> _Aim of the task_
Will you transcribe all the entries word for word, skipping the pictures they hold?

(Records contained in a dataset)
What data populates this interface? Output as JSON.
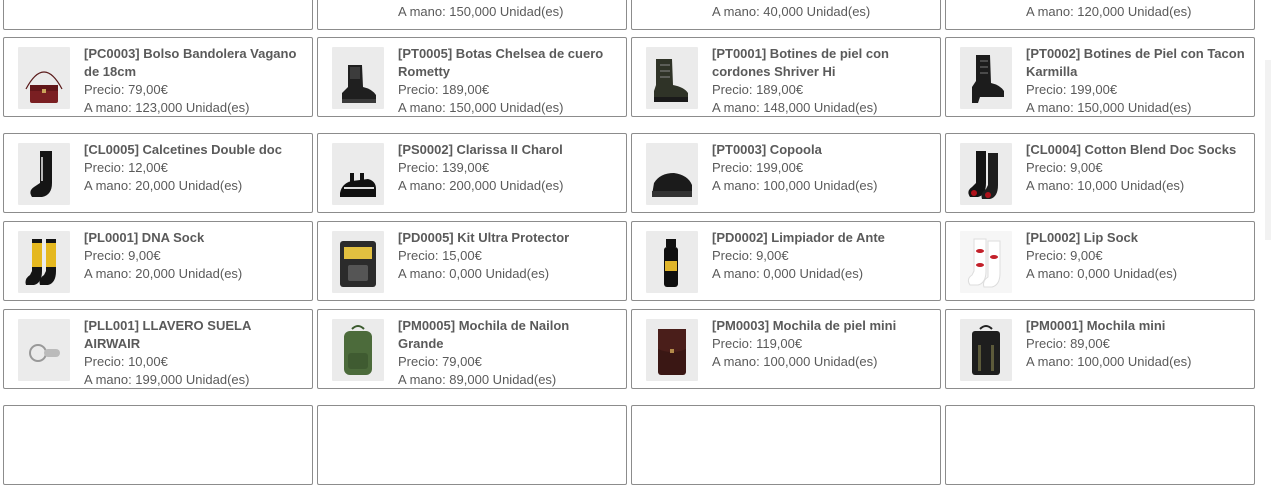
{
  "partial_top": [
    {
      "stock": "A mano: 150,000 Unidad(es)"
    },
    {
      "stock": "A mano: 40,000 Unidad(es)"
    },
    {
      "stock": "A mano: 120,000 Unidad(es)"
    }
  ],
  "rows": [
    [
      {
        "name": "[PC0003] Bolso Bandolera Vagano de 18cm",
        "price": "Precio: 79,00€",
        "stock": "A mano: 123,000 Unidad(es)",
        "icon": "crossbody-bag-icon"
      },
      {
        "name": "[PT0005] Botas Chelsea de cuero Rometty",
        "price": "Precio: 189,00€",
        "stock": "A mano: 150,000 Unidad(es)",
        "icon": "chelsea-boot-icon"
      },
      {
        "name": "[PT0001] Botines de piel con cordones Shriver Hi",
        "price": "Precio: 189,00€",
        "stock": "A mano: 148,000 Unidad(es)",
        "icon": "lace-boot-icon"
      },
      {
        "name": "[PT0002] Botines de Piel con Tacon Karmilla",
        "price": "Precio: 199,00€",
        "stock": "A mano: 150,000 Unidad(es)",
        "icon": "heeled-boot-icon"
      }
    ],
    [
      {
        "name": "[CL0005] Calcetines Double doc",
        "price": "Precio: 12,00€",
        "stock": "A mano: 20,000 Unidad(es)",
        "icon": "black-sock-icon"
      },
      {
        "name": "[PS0002] Clarissa II Charol",
        "price": "Precio: 139,00€",
        "stock": "A mano: 200,000 Unidad(es)",
        "icon": "sandal-icon"
      },
      {
        "name": "[PT0003] Copoola",
        "price": "Precio: 199,00€",
        "stock": "A mano: 100,000 Unidad(es)",
        "icon": "platform-shoe-icon"
      },
      {
        "name": "[CL0004] Cotton Blend Doc Socks",
        "price": "Precio: 9,00€",
        "stock": "A mano: 10,000 Unidad(es)",
        "icon": "red-trim-sock-icon"
      }
    ],
    [
      {
        "name": "[PL0001] DNA Sock",
        "price": "Precio: 9,00€",
        "stock": "A mano: 20,000 Unidad(es)",
        "icon": "yellow-sock-icon"
      },
      {
        "name": "[PD0005] Kit Ultra Protector",
        "price": "Precio: 15,00€",
        "stock": "A mano: 0,000 Unidad(es)",
        "icon": "care-kit-icon"
      },
      {
        "name": "[PD0002] Limpiador de Ante",
        "price": "Precio: 9,00€",
        "stock": "A mano: 0,000 Unidad(es)",
        "icon": "spray-bottle-icon"
      },
      {
        "name": "[PL0002] Lip Sock",
        "price": "Precio: 9,00€",
        "stock": "A mano: 0,000 Unidad(es)",
        "icon": "lip-sock-icon"
      }
    ],
    [
      {
        "name": "[PLL001] LLAVERO SUELA AIRWAIR",
        "price": "Precio: 10,00€",
        "stock": "A mano: 199,000 Unidad(es)",
        "icon": "keychain-icon"
      },
      {
        "name": "[PM0005] Mochila de Nailon Grande",
        "price": "Precio: 79,00€",
        "stock": "A mano: 89,000 Unidad(es)",
        "icon": "green-backpack-icon"
      },
      {
        "name": "[PM0003] Mochila de piel mini",
        "price": "Precio: 119,00€",
        "stock": "A mano: 100,000 Unidad(es)",
        "icon": "leather-backpack-icon"
      },
      {
        "name": "[PM0001] Mochila mini",
        "price": "Precio: 89,00€",
        "stock": "A mano: 100,000 Unidad(es)",
        "icon": "mini-backpack-icon"
      }
    ]
  ]
}
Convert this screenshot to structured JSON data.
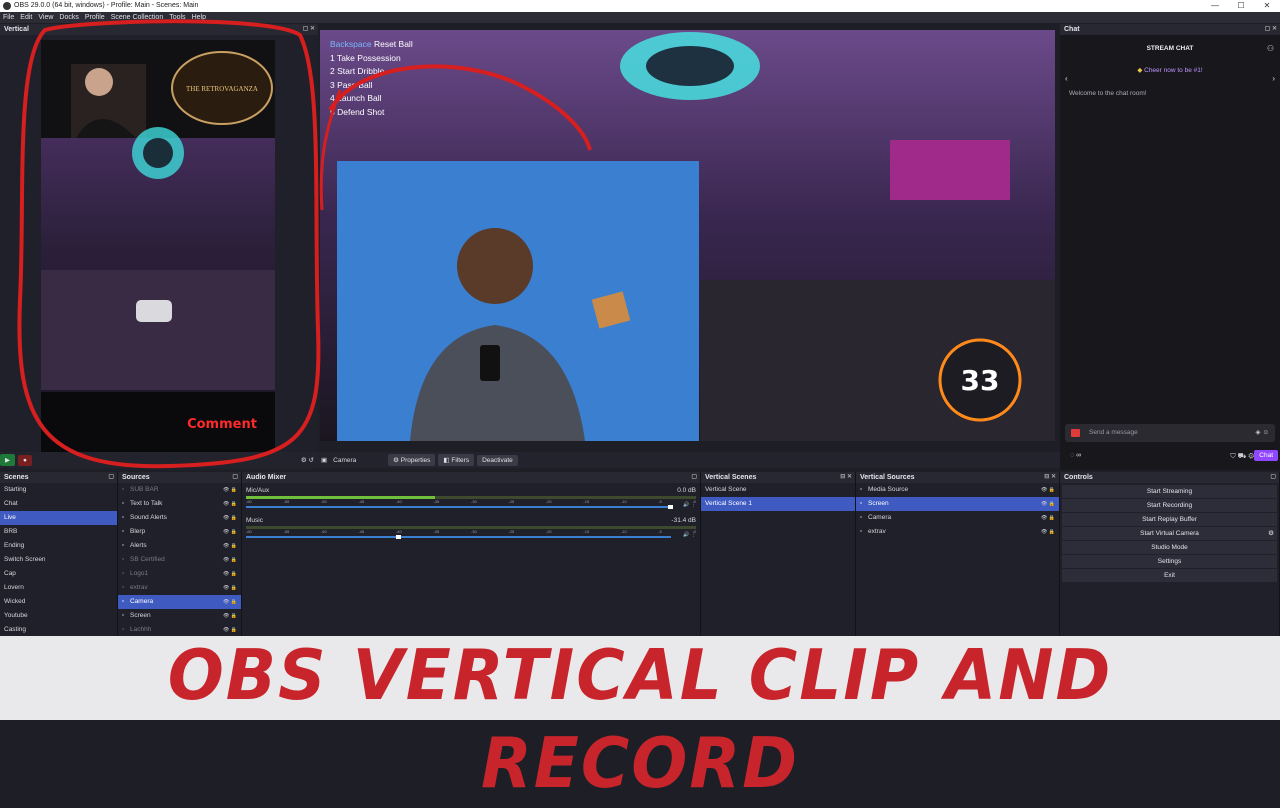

> _Written reply_
What data populates this interface? Output as JSON.
{
  "partial_top": [
    {
      "stock": "A mano: 150,000 Unidad(es)"
    },
    {
      "stock": "A mano: 40,000 Unidad(es)"
    },
    {
      "stock": "A mano: 120,000 Unidad(es)"
    }
  ],
  "rows": [
    [
      {
        "name": "[PC0003] Bolso Bandolera Vagano de 18cm",
        "price": "Precio: 79,00€",
        "stock": "A mano: 123,000 Unidad(es)",
        "icon": "crossbody-bag-icon"
      },
      {
        "name": "[PT0005] Botas Chelsea de cuero Rometty",
        "price": "Precio: 189,00€",
        "stock": "A mano: 150,000 Unidad(es)",
        "icon": "chelsea-boot-icon"
      },
      {
        "name": "[PT0001] Botines de piel con cordones Shriver Hi",
        "price": "Precio: 189,00€",
        "stock": "A mano: 148,000 Unidad(es)",
        "icon": "lace-boot-icon"
      },
      {
        "name": "[PT0002] Botines de Piel con Tacon Karmilla",
        "price": "Precio: 199,00€",
        "stock": "A mano: 150,000 Unidad(es)",
        "icon": "heeled-boot-icon"
      }
    ],
    [
      {
        "name": "[CL0005] Calcetines Double doc",
        "price": "Precio: 12,00€",
        "stock": "A mano: 20,000 Unidad(es)",
        "icon": "black-sock-icon"
      },
      {
        "name": "[PS0002] Clarissa II Charol",
        "price": "Precio: 139,00€",
        "stock": "A mano: 200,000 Unidad(es)",
        "icon": "sandal-icon"
      },
      {
        "name": "[PT0003] Copoola",
        "price": "Precio: 199,00€",
        "stock": "A mano: 100,000 Unidad(es)",
        "icon": "platform-shoe-icon"
      },
      {
        "name": "[CL0004] Cotton Blend Doc Socks",
        "price": "Precio: 9,00€",
        "stock": "A mano: 10,000 Unidad(es)",
        "icon": "red-trim-sock-icon"
      }
    ],
    [
      {
        "name": "[PL0001] DNA Sock",
        "price": "Precio: 9,00€",
        "stock": "A mano: 20,000 Unidad(es)",
        "icon": "yellow-sock-icon"
      },
      {
        "name": "[PD0005] Kit Ultra Protector",
        "price": "Precio: 15,00€",
        "stock": "A mano: 0,000 Unidad(es)",
        "icon": "care-kit-icon"
      },
      {
        "name": "[PD0002] Limpiador de Ante",
        "price": "Precio: 9,00€",
        "stock": "A mano: 0,000 Unidad(es)",
        "icon": "spray-bottle-icon"
      },
      {
        "name": "[PL0002] Lip Sock",
        "price": "Precio: 9,00€",
        "stock": "A mano: 0,000 Unidad(es)",
        "icon": "lip-sock-icon"
      }
    ],
    [
      {
        "name": "[PLL001] LLAVERO SUELA AIRWAIR",
        "price": "Precio: 10,00€",
        "stock": "A mano: 199,000 Unidad(es)",
        "icon": "keychain-icon"
      },
      {
        "name": "[PM0005] Mochila de Nailon Grande",
        "price": "Precio: 79,00€",
        "stock": "A mano: 89,000 Unidad(es)",
        "icon": "green-backpack-icon"
      },
      {
        "name": "[PM0003] Mochila de piel mini",
        "price": "Precio: 119,00€",
        "stock": "A mano: 100,000 Unidad(es)",
        "icon": "leather-backpack-icon"
      },
      {
        "name": "[PM0001] Mochila mini",
        "price": "Precio: 89,00€",
        "stock": "A mano: 100,000 Unidad(es)",
        "icon": "mini-backpack-icon"
      }
    ]
  ]
}
Convert this screenshot to structured JSON data.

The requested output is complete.